─── LISTED RECORDS
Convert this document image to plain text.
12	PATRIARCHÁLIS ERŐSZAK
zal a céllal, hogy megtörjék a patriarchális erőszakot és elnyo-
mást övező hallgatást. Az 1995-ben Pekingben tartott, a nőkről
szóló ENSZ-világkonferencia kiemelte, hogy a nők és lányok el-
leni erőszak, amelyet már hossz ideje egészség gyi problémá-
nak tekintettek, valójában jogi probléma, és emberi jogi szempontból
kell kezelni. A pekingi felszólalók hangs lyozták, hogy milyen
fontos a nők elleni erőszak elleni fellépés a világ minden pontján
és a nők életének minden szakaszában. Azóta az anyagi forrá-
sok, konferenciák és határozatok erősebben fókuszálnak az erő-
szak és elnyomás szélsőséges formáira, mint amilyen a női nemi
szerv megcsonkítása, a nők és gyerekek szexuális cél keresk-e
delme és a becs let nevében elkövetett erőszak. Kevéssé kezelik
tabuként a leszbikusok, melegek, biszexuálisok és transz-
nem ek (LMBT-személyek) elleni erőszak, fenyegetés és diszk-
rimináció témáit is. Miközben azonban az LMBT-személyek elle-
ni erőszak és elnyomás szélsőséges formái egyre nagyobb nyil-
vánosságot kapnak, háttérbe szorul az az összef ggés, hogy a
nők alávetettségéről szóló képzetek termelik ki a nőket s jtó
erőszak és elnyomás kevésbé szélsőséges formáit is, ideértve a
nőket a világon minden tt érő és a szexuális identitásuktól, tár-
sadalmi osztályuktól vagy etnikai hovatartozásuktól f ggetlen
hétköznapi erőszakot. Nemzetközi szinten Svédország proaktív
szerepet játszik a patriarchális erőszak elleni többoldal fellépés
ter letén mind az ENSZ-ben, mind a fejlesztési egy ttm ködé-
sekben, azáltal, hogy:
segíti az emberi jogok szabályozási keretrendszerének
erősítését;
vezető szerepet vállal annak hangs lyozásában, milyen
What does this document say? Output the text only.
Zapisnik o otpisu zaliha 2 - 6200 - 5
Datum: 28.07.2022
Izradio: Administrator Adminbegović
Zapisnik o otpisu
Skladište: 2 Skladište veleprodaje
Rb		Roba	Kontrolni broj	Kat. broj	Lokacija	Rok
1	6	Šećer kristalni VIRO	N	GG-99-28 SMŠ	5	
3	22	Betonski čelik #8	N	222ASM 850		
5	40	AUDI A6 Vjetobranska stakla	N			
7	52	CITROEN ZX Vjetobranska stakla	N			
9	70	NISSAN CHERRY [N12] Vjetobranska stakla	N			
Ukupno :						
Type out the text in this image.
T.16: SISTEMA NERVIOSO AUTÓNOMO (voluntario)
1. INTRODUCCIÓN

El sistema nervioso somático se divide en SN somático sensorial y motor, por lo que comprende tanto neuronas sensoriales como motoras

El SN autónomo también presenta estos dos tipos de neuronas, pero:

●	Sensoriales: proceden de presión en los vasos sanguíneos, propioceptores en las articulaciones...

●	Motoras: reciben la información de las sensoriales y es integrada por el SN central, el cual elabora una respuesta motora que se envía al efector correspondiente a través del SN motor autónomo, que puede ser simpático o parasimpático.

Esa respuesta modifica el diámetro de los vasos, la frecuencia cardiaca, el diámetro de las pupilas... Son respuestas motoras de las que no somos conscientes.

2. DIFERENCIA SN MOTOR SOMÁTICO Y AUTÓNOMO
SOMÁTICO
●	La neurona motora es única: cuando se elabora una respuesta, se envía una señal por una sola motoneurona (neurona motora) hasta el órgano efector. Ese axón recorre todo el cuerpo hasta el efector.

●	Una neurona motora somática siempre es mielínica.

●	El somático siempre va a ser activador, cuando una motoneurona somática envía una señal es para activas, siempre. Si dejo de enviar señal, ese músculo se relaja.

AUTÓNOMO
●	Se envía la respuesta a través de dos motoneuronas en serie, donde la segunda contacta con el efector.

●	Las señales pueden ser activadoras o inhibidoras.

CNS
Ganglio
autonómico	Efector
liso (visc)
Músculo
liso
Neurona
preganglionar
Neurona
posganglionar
──────
PROBLEM REQUIREMENTS
Reproduce each entry exactly, leaving out nothing.

FULL ANSWER
Convert this document image to plain text.
12	PATRIARCHÁLIS ERŐSZAK
zal a céllal, hogy megtörjék a patriarchális erőszakot és elnyo-
mást övező hallgatást. Az 1995-ben Pekingben tartott, a nőkről
szóló ENSZ-világkonferencia kiemelte, hogy a nők és lányok el-
leni erőszak, amelyet már hossz ideje egészség gyi problémá-
nak tekintettek, valójában jogi probléma, és emberi jogi szempontból
kell kezelni. A pekingi felszólalók hangs lyozták, hogy milyen
fontos a nők elleni erőszak elleni fellépés a világ minden pontján
és a nők életének minden szakaszában. Azóta az anyagi forrá-
sok, konferenciák és határozatok erősebben fókuszálnak az erő-
szak és elnyomás szélsőséges formáira, mint amilyen a női nemi
szerv megcsonkítása, a nők és gyerekek szexuális cél keresk-e
delme és a becs let nevében elkövetett erőszak. Kevéssé kezelik
tabuként a leszbikusok, melegek, biszexuálisok és transz-
nem ek (LMBT-személyek) elleni erőszak, fenyegetés és diszk-
rimináció témáit is. Miközben azonban az LMBT-személyek elle-
ni erőszak és elnyomás szélsőséges formái egyre nagyobb nyil-
vánosságot kapnak, háttérbe szorul az az összef ggés, hogy a
nők alávetettségéről szóló képzetek termelik ki a nőket s jtó
erőszak és elnyomás kevésbé szélsőséges formáit is, ideértve a
nőket a világon minden tt érő és a szexuális identitásuktól, tár-
sadalmi osztályuktól vagy etnikai hovatartozásuktól f ggetlen
hétköznapi erőszakot. Nemzetközi szinten Svédország proaktív
szerepet játszik a patriarchális erőszak elleni többoldal fellépés
ter letén mind az ENSZ-ben, mind a fejlesztési egy ttm ködé-
sekben, azáltal, hogy:
segíti az emberi jogok szabályozási keretrendszerének
erősítését;
vezető szerepet vállal annak hangs lyozásában, milyen
What does this document say? Output the text only.
Zapisnik o otpisu zaliha 2 - 6200 - 5
Datum: 28.07.2022
Izradio: Administrator Adminbegović
Zapisnik o otpisu
Skladište: 2 Skladište veleprodaje
Rb		Roba	Kontrolni broj	Kat. broj	Lokacija	Rok
1	6	Šećer kristalni VIRO	N	GG-99-28 SMŠ	5	
3	22	Betonski čelik #8	N	222ASM 850		
5	40	AUDI A6 Vjetobranska stakla	N			
7	52	CITROEN ZX Vjetobranska stakla	N			
9	70	NISSAN CHERRY [N12] Vjetobranska stakla	N			
Ukupno :						
Type out the text in this image.
T.16: SISTEMA NERVIOSO AUTÓNOMO (voluntario)
1. INTRODUCCIÓN

El sistema nervioso somático se divide en SN somático sensorial y motor, por lo que comprende tanto neuronas sensoriales como motoras

El SN autónomo también presenta estos dos tipos de neuronas, pero:

●	Sensoriales: proceden de presión en los vasos sanguíneos, propioceptores en las articulaciones...

●	Motoras: reciben la información de las sensoriales y es integrada por el SN central, el cual elabora una respuesta motora que se envía al efector correspondiente a través del SN motor autónomo, que puede ser simpático o parasimpático.

Esa respuesta modifica el diámetro de los vasos, la frecuencia cardiaca, el diámetro de las pupilas... Son respuestas motoras de las que no somos conscientes.

2. DIFERENCIA SN MOTOR SOMÁTICO Y AUTÓNOMO
SOMÁTICO
●	La neurona motora es única: cuando se elabora una respuesta, se envía una señal por una sola motoneurona (neurona motora) hasta el órgano efector. Ese axón recorre todo el cuerpo hasta el efector.

●	Una neurona motora somática siempre es mielínica.

●	El somático siempre va a ser activador, cuando una motoneurona somática envía una señal es para activas, siempre. Si dejo de enviar señal, ese músculo se relaja.

AUTÓNOMO
●	Se envía la respuesta a través de dos motoneuronas en serie, donde la segunda contacta con el efector.

●	Las señales pueden ser activadoras o inhibidoras.

CNS
Ganglio
autonómico	Efector
liso (visc)
Músculo
liso
Neurona
preganglionar
Neurona
posganglionar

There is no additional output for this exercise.